• _Stated problem_: Copy all lines that contain the word "epochs".

• _Data entries for graphics_:

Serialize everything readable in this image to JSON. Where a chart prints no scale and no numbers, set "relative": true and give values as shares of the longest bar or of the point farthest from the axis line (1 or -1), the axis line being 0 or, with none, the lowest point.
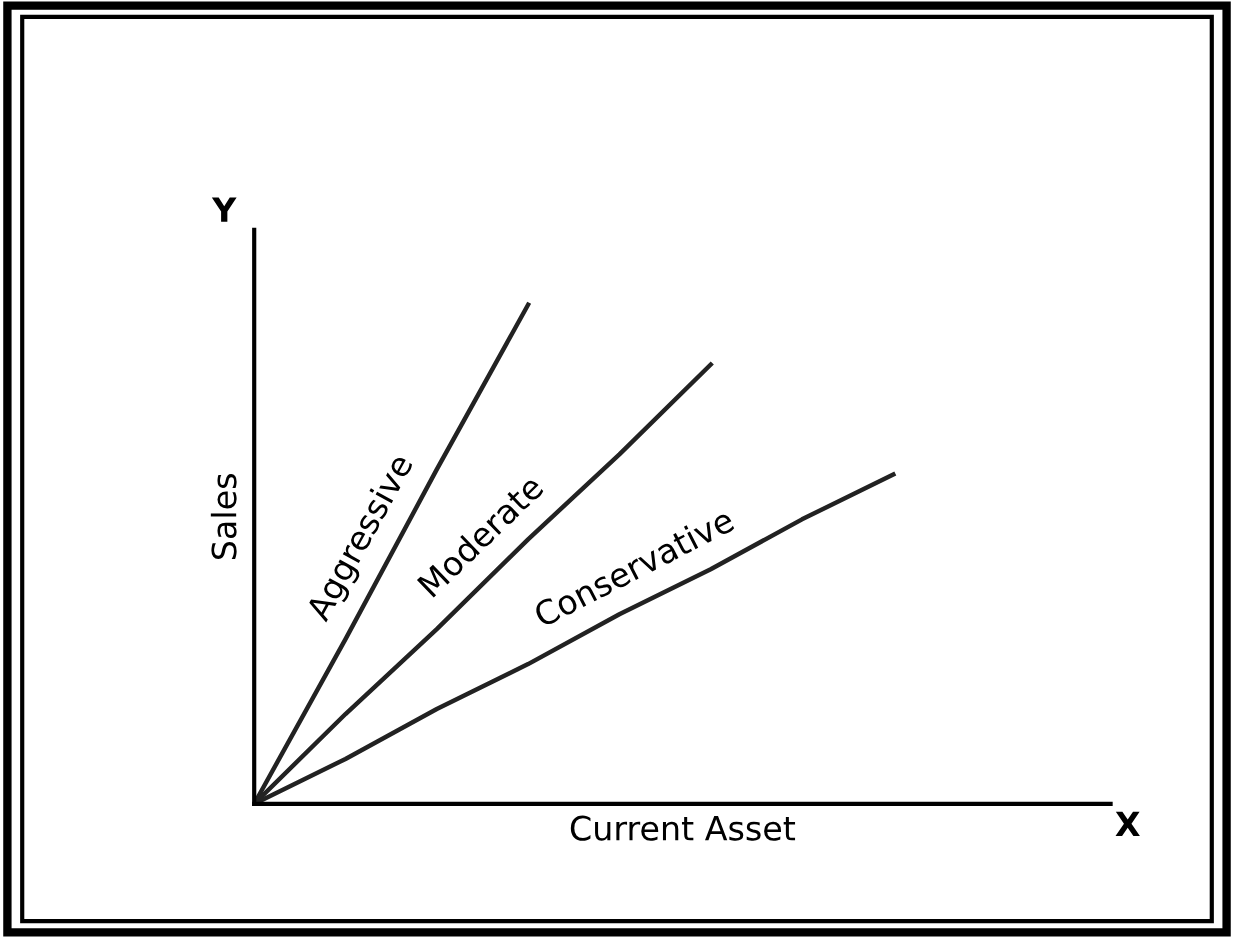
{
  "chart_data": {
    "type": "line",
    "relative": true,
    "xlabel": "Current Asset",
    "ylabel": "Sales",
    "annotations": [
      "Y",
      "X"
    ],
    "categories": [
      null,
      null,
      null,
      null,
      null,
      null,
      null,
      null
    ],
    "series": [
      {
        "name": "Aggressive",
        "color": "#222222",
        "values": [
          0,
          0.33,
          0.67,
          1.0,
          null,
          null,
          null,
          null
        ]
      },
      {
        "name": "Moderate",
        "color": "#222222",
        "values": [
          0,
          0.18,
          0.35,
          0.53,
          0.7,
          0.88,
          null,
          null
        ]
      },
      {
        "name": "Conservative",
        "color": "#222222",
        "values": [
          0,
          0.09,
          0.19,
          0.28,
          0.38,
          0.47,
          0.57,
          0.66
        ]
      }
    ],
    "legend": false,
    "marker": "none",
    "line_style": "solid",
    "tick_labels": false
  }
}
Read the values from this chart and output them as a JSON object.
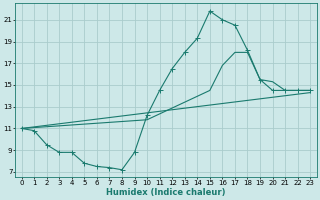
{
  "xlabel": "Humidex (Indice chaleur)",
  "bg_color": "#cde8e8",
  "grid_color": "#aacccc",
  "line_color": "#1a7a6e",
  "xlim": [
    -0.5,
    23.5
  ],
  "ylim": [
    6.5,
    22.5
  ],
  "xticks": [
    0,
    1,
    2,
    3,
    4,
    5,
    6,
    7,
    8,
    9,
    10,
    11,
    12,
    13,
    14,
    15,
    16,
    17,
    18,
    19,
    20,
    21,
    22,
    23
  ],
  "yticks": [
    7,
    9,
    11,
    13,
    15,
    17,
    19,
    21
  ],
  "line1_x": [
    0,
    1,
    2,
    3,
    4,
    5,
    6,
    7,
    8,
    9,
    10,
    11,
    12,
    13,
    14,
    15,
    16,
    17,
    18,
    19,
    20,
    21,
    22,
    23
  ],
  "line1_y": [
    11.0,
    10.8,
    9.5,
    8.8,
    8.8,
    7.8,
    7.5,
    7.4,
    7.2,
    8.8,
    12.2,
    14.5,
    16.5,
    18.0,
    19.3,
    21.8,
    21.0,
    20.5,
    18.2,
    15.5,
    14.5,
    14.5,
    14.5,
    14.5
  ],
  "line2_x": [
    0,
    23
  ],
  "line2_y": [
    11.0,
    14.3
  ],
  "line3_x": [
    0,
    10,
    15,
    16,
    17,
    18,
    19,
    20,
    21,
    22,
    23
  ],
  "line3_y": [
    11.0,
    11.8,
    14.5,
    16.8,
    18.0,
    18.0,
    15.5,
    15.3,
    14.5,
    14.5,
    14.5
  ],
  "markersize": 2.0,
  "linewidth": 0.8,
  "tick_fontsize": 5.0,
  "xlabel_fontsize": 6.0
}
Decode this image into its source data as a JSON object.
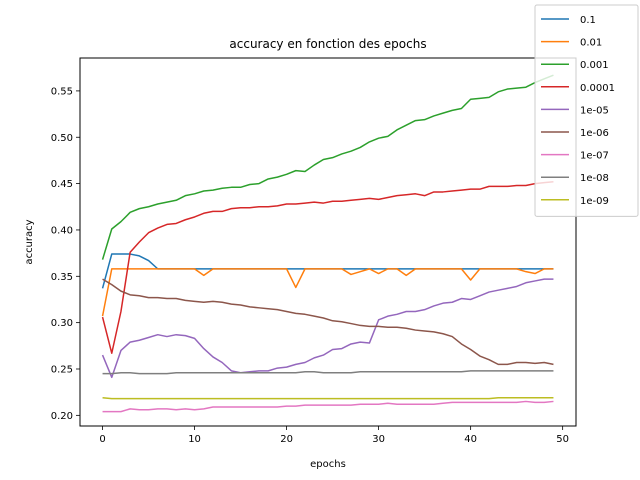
{
  "chart_data": {
    "type": "line",
    "title": "accuracy en fonction des epochs",
    "xlabel": "epochs",
    "ylabel": "accuracy",
    "xlim": [
      -2.45,
      51.45
    ],
    "ylim": [
      0.1885,
      0.5855
    ],
    "xticks": [
      0,
      10,
      20,
      30,
      40,
      50
    ],
    "yticks": [
      0.2,
      0.25,
      0.3,
      0.35,
      0.4,
      0.45,
      0.5,
      0.55
    ],
    "ytick_labels": [
      "0.20",
      "0.25",
      "0.30",
      "0.35",
      "0.40",
      "0.45",
      "0.50",
      "0.55"
    ],
    "grid": false,
    "legend_position": "top-right",
    "x": [
      0,
      1,
      2,
      3,
      4,
      5,
      6,
      7,
      8,
      9,
      10,
      11,
      12,
      13,
      14,
      15,
      16,
      17,
      18,
      19,
      20,
      21,
      22,
      23,
      24,
      25,
      26,
      27,
      28,
      29,
      30,
      31,
      32,
      33,
      34,
      35,
      36,
      37,
      38,
      39,
      40,
      41,
      42,
      43,
      44,
      45,
      46,
      47,
      48,
      49
    ],
    "series": [
      {
        "name": "0.1",
        "color": "#1f77b4",
        "values": [
          0.337,
          0.374,
          0.374,
          0.374,
          0.372,
          0.367,
          0.358,
          0.358,
          0.358,
          0.358,
          0.358,
          0.358,
          0.358,
          0.358,
          0.358,
          0.358,
          0.358,
          0.358,
          0.358,
          0.358,
          0.358,
          0.358,
          0.358,
          0.358,
          0.358,
          0.358,
          0.358,
          0.358,
          0.358,
          0.358,
          0.358,
          0.358,
          0.358,
          0.358,
          0.358,
          0.358,
          0.358,
          0.358,
          0.358,
          0.358,
          0.358,
          0.358,
          0.358,
          0.358,
          0.358,
          0.358,
          0.358,
          0.358,
          0.358,
          0.358
        ]
      },
      {
        "name": "0.01",
        "color": "#ff7f0e",
        "values": [
          0.307,
          0.358,
          0.358,
          0.358,
          0.358,
          0.358,
          0.358,
          0.358,
          0.358,
          0.358,
          0.358,
          0.351,
          0.358,
          0.358,
          0.358,
          0.358,
          0.358,
          0.358,
          0.358,
          0.358,
          0.358,
          0.338,
          0.358,
          0.358,
          0.358,
          0.358,
          0.358,
          0.352,
          0.355,
          0.358,
          0.353,
          0.358,
          0.358,
          0.351,
          0.358,
          0.358,
          0.358,
          0.358,
          0.358,
          0.358,
          0.346,
          0.358,
          0.358,
          0.358,
          0.358,
          0.358,
          0.355,
          0.353,
          0.358,
          0.358
        ]
      },
      {
        "name": "0.001",
        "color": "#2ca02c",
        "values": [
          0.368,
          0.401,
          0.409,
          0.419,
          0.423,
          0.425,
          0.428,
          0.43,
          0.432,
          0.437,
          0.439,
          0.442,
          0.443,
          0.445,
          0.446,
          0.446,
          0.449,
          0.45,
          0.455,
          0.457,
          0.46,
          0.464,
          0.463,
          0.47,
          0.476,
          0.478,
          0.482,
          0.485,
          0.489,
          0.495,
          0.499,
          0.501,
          0.508,
          0.513,
          0.518,
          0.519,
          0.523,
          0.526,
          0.529,
          0.531,
          0.541,
          0.542,
          0.543,
          0.549,
          0.552,
          0.553,
          0.554,
          0.559,
          0.563,
          0.567
        ]
      },
      {
        "name": "0.0001",
        "color": "#d62728",
        "values": [
          0.306,
          0.267,
          0.312,
          0.376,
          0.387,
          0.397,
          0.402,
          0.406,
          0.407,
          0.411,
          0.414,
          0.418,
          0.42,
          0.42,
          0.423,
          0.424,
          0.424,
          0.425,
          0.425,
          0.426,
          0.428,
          0.428,
          0.429,
          0.43,
          0.429,
          0.431,
          0.431,
          0.432,
          0.433,
          0.434,
          0.433,
          0.435,
          0.437,
          0.438,
          0.439,
          0.437,
          0.441,
          0.441,
          0.442,
          0.443,
          0.444,
          0.444,
          0.447,
          0.447,
          0.447,
          0.448,
          0.448,
          0.45,
          0.451,
          0.452
        ]
      },
      {
        "name": "1e-05",
        "color": "#9467bd",
        "values": [
          0.265,
          0.241,
          0.27,
          0.279,
          0.281,
          0.284,
          0.287,
          0.285,
          0.287,
          0.286,
          0.283,
          0.272,
          0.263,
          0.257,
          0.248,
          0.246,
          0.247,
          0.248,
          0.248,
          0.251,
          0.252,
          0.255,
          0.257,
          0.262,
          0.265,
          0.271,
          0.272,
          0.277,
          0.279,
          0.278,
          0.303,
          0.307,
          0.309,
          0.312,
          0.312,
          0.314,
          0.318,
          0.321,
          0.322,
          0.326,
          0.325,
          0.329,
          0.333,
          0.335,
          0.337,
          0.339,
          0.343,
          0.345,
          0.347,
          0.347
        ]
      },
      {
        "name": "1e-06",
        "color": "#8c564b",
        "values": [
          0.347,
          0.341,
          0.334,
          0.33,
          0.329,
          0.327,
          0.327,
          0.326,
          0.326,
          0.324,
          0.323,
          0.322,
          0.323,
          0.322,
          0.32,
          0.319,
          0.317,
          0.316,
          0.315,
          0.314,
          0.312,
          0.31,
          0.309,
          0.307,
          0.305,
          0.302,
          0.301,
          0.299,
          0.297,
          0.296,
          0.296,
          0.295,
          0.295,
          0.294,
          0.292,
          0.291,
          0.29,
          0.288,
          0.285,
          0.277,
          0.271,
          0.264,
          0.26,
          0.255,
          0.255,
          0.257,
          0.257,
          0.256,
          0.257,
          0.255
        ]
      },
      {
        "name": "1e-07",
        "color": "#e377c2",
        "values": [
          0.204,
          0.204,
          0.204,
          0.207,
          0.206,
          0.206,
          0.207,
          0.207,
          0.206,
          0.207,
          0.206,
          0.207,
          0.209,
          0.209,
          0.209,
          0.209,
          0.209,
          0.209,
          0.209,
          0.209,
          0.21,
          0.21,
          0.211,
          0.211,
          0.211,
          0.211,
          0.211,
          0.211,
          0.212,
          0.212,
          0.212,
          0.213,
          0.212,
          0.212,
          0.212,
          0.212,
          0.212,
          0.213,
          0.214,
          0.214,
          0.214,
          0.214,
          0.214,
          0.214,
          0.214,
          0.214,
          0.215,
          0.214,
          0.214,
          0.215
        ]
      },
      {
        "name": "1e-08",
        "color": "#7f7f7f",
        "values": [
          0.245,
          0.245,
          0.246,
          0.246,
          0.245,
          0.245,
          0.245,
          0.245,
          0.246,
          0.246,
          0.246,
          0.246,
          0.246,
          0.246,
          0.246,
          0.246,
          0.246,
          0.246,
          0.246,
          0.246,
          0.246,
          0.246,
          0.247,
          0.247,
          0.246,
          0.246,
          0.246,
          0.246,
          0.247,
          0.247,
          0.247,
          0.247,
          0.247,
          0.247,
          0.247,
          0.247,
          0.247,
          0.247,
          0.247,
          0.247,
          0.248,
          0.248,
          0.248,
          0.248,
          0.248,
          0.248,
          0.248,
          0.248,
          0.248,
          0.248
        ]
      },
      {
        "name": "1e-09",
        "color": "#bcbd22",
        "values": [
          0.219,
          0.218,
          0.218,
          0.218,
          0.218,
          0.218,
          0.218,
          0.218,
          0.218,
          0.218,
          0.218,
          0.218,
          0.218,
          0.218,
          0.218,
          0.218,
          0.218,
          0.218,
          0.218,
          0.218,
          0.218,
          0.218,
          0.218,
          0.218,
          0.218,
          0.218,
          0.218,
          0.218,
          0.218,
          0.218,
          0.218,
          0.218,
          0.218,
          0.218,
          0.218,
          0.218,
          0.218,
          0.218,
          0.218,
          0.218,
          0.218,
          0.218,
          0.218,
          0.219,
          0.219,
          0.219,
          0.219,
          0.219,
          0.219,
          0.219
        ]
      }
    ]
  }
}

• _Exercise output_:
    "title": "accuracy en fonction des epochs",
    "xlabel": "epochs",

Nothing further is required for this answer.